Text provided =>
§ §
It seems that the word embedding of the trained keyword predictor is used in the retrieval model. I didn't implement that. I will fix this and let you know if it works.

zhongpeixiang avatar May 20 '20 09:05 zhongpeixiang

After reusing the word embedding from the trained keyword predictor, the retrieval-neural model achieves test R1 of 0.5235, which is still a bit below the reported 0.5395. Hmm...

zhongpeixiang avatar May 20 '20 10:05 zhongpeixiang

I suspect that one of the reasons is that we use different pretrained word embeddings. How is your pretrained word embedding obtained? GloVe on PersonaChat or GloVe from one of the files here https://nlp.stanford.edu/projects/glove/ ?
§ §
(Layout dataset entries)
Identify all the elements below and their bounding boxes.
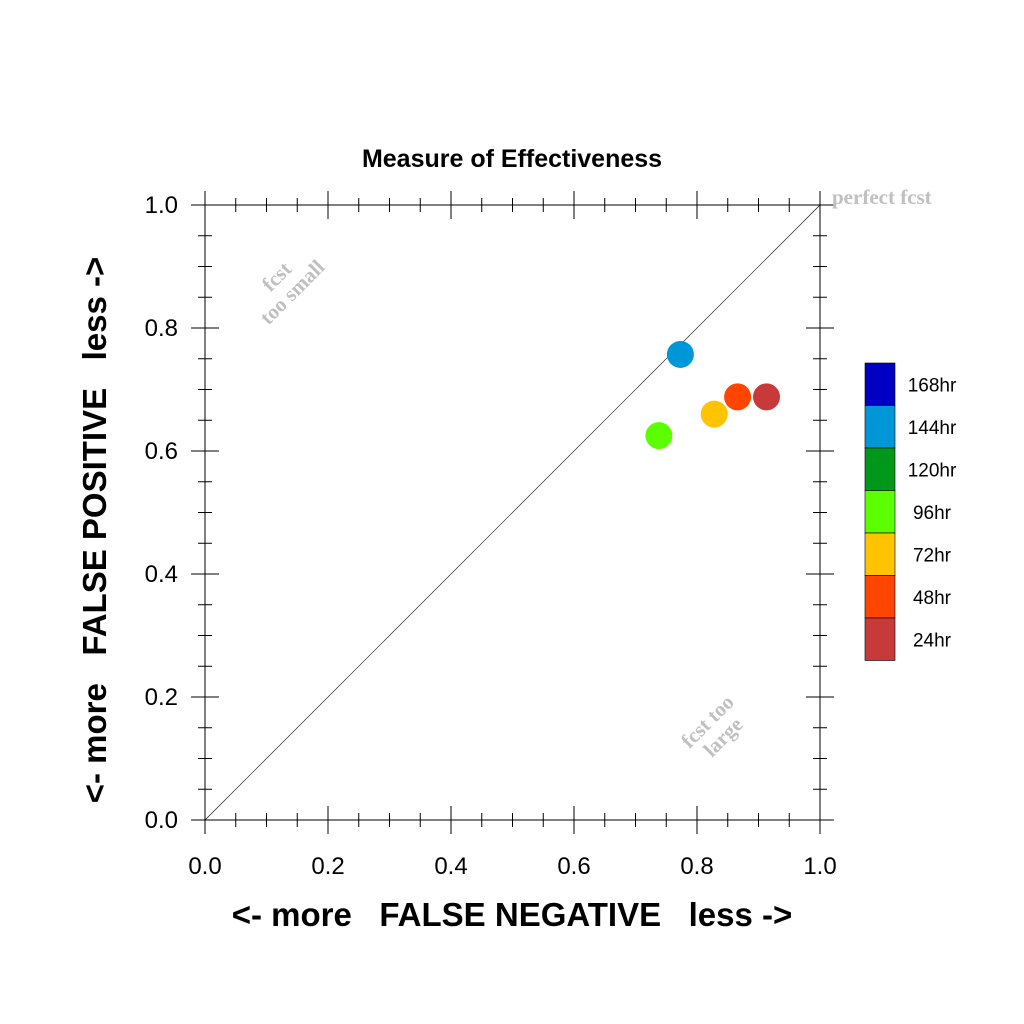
annotation-fcst-too-large: fcst too large xyxy=(676,690,747,761)
x-tick-label: 0.6 xyxy=(557,853,590,880)
y-tick-label: 0.2 xyxy=(145,684,178,711)
axis-ticks xyxy=(191,191,834,834)
y-tick-label: 0.8 xyxy=(145,315,178,342)
annotation-too-small: too small xyxy=(255,255,329,329)
legend-swatch-24hr xyxy=(864,617,896,661)
data-point-96hr xyxy=(645,422,673,450)
legend-swatch-120hr xyxy=(864,447,896,491)
legend-swatch-72hr xyxy=(864,532,896,576)
legend-swatch-48hr xyxy=(864,575,896,619)
x-tick-label: 0.8 xyxy=(680,853,713,880)
y-tick-label: 0.4 xyxy=(145,561,178,588)
x-tick-label: 0.0 xyxy=(188,853,221,880)
legend: 168hr 144hr 120hr 96hr 72hr 48hr 24hr xyxy=(864,362,957,661)
data-point-24hr xyxy=(752,383,780,411)
legend-label-168hr: 168hr xyxy=(908,375,957,396)
legend-label-72hr: 72hr xyxy=(913,545,952,566)
legend-swatch-168hr xyxy=(864,362,896,406)
legend-label-48hr: 48hr xyxy=(913,588,952,609)
legend-swatch-144hr xyxy=(864,405,896,449)
annotation-fcst-too-small: fcst too small xyxy=(255,255,329,329)
legend-label-120hr: 120hr xyxy=(908,460,957,481)
data-point-144hr xyxy=(666,340,694,368)
x-axis-label: <- more FALSE NEGATIVE less -> xyxy=(232,896,793,933)
legend-label-24hr: 24hr xyxy=(913,630,952,651)
data-point-48hr xyxy=(724,383,752,411)
x-tick-label: 0.2 xyxy=(311,853,344,880)
legend-label-144hr: 144hr xyxy=(908,418,957,439)
y-tick-label: 0.0 xyxy=(145,807,178,834)
chart-title: Measure of Effectiveness xyxy=(362,145,662,173)
y-tick-label: 1.0 xyxy=(145,192,178,219)
data-points xyxy=(645,340,780,450)
x-tick-label: 1.0 xyxy=(803,853,836,880)
legend-swatch-96hr xyxy=(864,490,896,534)
legend-label-96hr: 96hr xyxy=(913,503,952,524)
y-axis-label: <- more FALSE POSITIVE less -> xyxy=(76,257,113,804)
data-point-72hr xyxy=(700,400,728,428)
y-tick-label: 0.6 xyxy=(145,438,178,465)
axis-tick-labels: 0.0 0.2 0.4 0.6 0.8 1.0 0.0 0.2 0.4 0.6 0.8 1.0 xyxy=(145,192,837,880)
diagonal-line xyxy=(204,204,821,821)
annotation-perfect-fcst: perfect fcst xyxy=(832,185,932,209)
x-tick-label: 0.4 xyxy=(434,853,467,880)
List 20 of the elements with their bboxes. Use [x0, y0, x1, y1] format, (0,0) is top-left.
§ §
Exercise => Please write the next part of the forum thread on matching the retrieval model's reported R1 score, picking up after its last question about pretrained word embeddings.

Task result =>
zhongpeixiang avatar May 22 '20 11:05 zhongpeixiang

The embedding file is provided in the source data. It is obtained from https://nlp.stanford.edu/projects/glove/ (seems to be glove.twitter.27B.zip)

Sorry that I am busy with some deadlines and have no time to check your codes. If you still have any question about this repository, feel free to ask me.

squareRoot3 avatar May 23 '20 03:05 squareRoot3

Any advice regarding why my model didn’t get improved after incorporating keyword?

zhongpeixiang avatar Jun 03 '20 11:06 zhongpeixiang

Any updates?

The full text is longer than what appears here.